What you should do: Where the data below has the string "Items", return the whole line.

(Data entries)
--

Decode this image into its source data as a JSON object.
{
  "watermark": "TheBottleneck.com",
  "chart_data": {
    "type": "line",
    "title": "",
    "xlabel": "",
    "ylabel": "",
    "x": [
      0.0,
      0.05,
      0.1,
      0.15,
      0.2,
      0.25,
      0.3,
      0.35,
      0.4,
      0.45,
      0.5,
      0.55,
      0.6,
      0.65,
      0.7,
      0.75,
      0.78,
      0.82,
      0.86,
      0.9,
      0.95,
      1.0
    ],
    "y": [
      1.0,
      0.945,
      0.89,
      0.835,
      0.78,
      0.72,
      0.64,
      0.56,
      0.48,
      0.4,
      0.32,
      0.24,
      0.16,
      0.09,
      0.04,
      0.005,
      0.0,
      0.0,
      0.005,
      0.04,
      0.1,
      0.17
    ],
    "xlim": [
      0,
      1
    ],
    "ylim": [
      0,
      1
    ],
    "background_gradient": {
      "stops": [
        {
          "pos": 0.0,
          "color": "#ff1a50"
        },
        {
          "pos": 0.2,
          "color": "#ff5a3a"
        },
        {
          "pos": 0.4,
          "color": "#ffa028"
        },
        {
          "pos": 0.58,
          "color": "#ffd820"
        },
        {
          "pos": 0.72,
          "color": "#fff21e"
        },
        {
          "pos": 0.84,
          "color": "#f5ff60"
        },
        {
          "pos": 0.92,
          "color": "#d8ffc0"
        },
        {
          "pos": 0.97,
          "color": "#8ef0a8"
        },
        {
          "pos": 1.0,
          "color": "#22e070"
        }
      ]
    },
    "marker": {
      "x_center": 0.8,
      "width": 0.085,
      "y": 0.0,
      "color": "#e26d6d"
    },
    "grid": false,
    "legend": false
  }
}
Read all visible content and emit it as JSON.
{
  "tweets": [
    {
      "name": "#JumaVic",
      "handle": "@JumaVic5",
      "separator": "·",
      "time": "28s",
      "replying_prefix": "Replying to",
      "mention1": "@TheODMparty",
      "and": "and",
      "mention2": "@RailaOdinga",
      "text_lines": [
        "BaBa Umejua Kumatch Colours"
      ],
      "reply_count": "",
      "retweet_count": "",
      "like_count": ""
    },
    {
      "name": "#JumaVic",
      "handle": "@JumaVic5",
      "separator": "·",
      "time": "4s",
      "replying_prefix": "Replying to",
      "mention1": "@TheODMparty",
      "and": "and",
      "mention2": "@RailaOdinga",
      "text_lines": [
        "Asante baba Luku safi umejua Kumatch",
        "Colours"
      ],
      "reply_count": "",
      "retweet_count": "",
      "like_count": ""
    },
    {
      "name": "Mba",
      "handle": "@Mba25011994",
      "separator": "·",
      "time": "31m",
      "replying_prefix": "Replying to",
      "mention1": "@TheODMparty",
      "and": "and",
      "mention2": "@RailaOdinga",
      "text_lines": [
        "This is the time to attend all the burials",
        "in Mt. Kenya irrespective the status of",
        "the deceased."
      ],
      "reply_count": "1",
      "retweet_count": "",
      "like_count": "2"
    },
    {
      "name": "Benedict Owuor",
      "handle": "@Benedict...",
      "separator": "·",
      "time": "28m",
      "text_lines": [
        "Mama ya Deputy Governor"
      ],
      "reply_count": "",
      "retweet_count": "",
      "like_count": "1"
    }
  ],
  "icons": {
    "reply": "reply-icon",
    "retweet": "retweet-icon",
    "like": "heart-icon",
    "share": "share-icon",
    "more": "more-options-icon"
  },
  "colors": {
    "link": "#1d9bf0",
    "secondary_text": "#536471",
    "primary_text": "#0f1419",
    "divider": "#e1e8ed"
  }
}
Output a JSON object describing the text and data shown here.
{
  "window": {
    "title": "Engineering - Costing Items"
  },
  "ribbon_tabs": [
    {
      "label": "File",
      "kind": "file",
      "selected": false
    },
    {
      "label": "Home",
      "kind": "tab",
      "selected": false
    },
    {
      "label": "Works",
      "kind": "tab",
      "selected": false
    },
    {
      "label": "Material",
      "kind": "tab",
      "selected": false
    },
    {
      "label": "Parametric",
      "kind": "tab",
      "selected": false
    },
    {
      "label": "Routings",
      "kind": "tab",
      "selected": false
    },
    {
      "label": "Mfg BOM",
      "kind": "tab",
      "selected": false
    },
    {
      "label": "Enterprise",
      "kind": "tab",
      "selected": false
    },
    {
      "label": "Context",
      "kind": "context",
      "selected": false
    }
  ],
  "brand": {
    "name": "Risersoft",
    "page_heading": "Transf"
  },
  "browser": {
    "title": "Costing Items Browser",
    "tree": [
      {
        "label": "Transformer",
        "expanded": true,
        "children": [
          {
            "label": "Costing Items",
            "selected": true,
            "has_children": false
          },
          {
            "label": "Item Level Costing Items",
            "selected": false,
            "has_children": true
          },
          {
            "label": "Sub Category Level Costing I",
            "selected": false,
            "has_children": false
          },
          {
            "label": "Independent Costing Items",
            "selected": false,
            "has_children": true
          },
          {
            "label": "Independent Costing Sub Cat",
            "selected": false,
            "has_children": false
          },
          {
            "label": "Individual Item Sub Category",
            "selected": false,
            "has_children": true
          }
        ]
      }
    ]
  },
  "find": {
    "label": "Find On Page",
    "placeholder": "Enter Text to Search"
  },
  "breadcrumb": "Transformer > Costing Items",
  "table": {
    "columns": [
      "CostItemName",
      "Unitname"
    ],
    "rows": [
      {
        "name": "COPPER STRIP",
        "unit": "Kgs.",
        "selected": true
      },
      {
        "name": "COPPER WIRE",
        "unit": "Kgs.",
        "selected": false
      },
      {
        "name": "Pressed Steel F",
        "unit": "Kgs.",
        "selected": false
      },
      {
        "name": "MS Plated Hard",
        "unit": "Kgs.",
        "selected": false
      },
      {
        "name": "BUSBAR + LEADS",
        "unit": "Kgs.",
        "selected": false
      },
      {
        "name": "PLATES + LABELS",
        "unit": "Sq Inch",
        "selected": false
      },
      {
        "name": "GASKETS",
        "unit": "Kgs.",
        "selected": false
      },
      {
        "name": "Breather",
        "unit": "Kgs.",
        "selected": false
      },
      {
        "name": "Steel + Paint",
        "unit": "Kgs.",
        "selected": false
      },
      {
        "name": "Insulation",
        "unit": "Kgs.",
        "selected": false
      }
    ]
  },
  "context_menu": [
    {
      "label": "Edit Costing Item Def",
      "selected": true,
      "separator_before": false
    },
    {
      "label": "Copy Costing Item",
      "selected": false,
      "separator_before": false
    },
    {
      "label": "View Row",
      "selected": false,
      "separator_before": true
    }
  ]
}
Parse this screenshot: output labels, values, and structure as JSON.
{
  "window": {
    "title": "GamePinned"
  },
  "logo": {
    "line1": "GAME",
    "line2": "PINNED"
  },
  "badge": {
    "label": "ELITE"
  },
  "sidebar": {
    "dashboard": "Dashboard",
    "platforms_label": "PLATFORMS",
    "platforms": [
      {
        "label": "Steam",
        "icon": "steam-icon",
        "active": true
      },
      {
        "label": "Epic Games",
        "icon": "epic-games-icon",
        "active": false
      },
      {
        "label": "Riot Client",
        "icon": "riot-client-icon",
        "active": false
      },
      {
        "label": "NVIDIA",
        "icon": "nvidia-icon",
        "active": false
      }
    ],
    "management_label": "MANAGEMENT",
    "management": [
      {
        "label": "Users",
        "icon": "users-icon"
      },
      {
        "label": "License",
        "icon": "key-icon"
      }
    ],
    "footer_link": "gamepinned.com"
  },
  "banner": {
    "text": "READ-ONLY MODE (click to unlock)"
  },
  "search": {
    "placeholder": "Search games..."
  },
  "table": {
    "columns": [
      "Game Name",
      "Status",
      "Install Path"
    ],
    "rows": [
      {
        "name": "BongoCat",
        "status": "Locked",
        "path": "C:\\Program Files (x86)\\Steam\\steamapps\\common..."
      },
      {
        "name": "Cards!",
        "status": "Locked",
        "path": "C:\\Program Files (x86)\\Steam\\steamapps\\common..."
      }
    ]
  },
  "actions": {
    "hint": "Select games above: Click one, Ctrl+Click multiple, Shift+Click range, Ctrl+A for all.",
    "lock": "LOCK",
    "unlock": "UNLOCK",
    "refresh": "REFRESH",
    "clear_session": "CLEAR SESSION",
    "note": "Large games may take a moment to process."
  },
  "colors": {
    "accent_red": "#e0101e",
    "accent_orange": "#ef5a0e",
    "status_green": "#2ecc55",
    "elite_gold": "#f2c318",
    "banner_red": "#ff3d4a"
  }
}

--

Result:
    "title": "Engineering - Costing Items"
    "title": "Costing Items Browser",
            "label": "Costing Items",
            "label": "Item Level Costing Items",
            "label": "Independent Costing Items",
  "breadcrumb": "Transformer > Costing Items",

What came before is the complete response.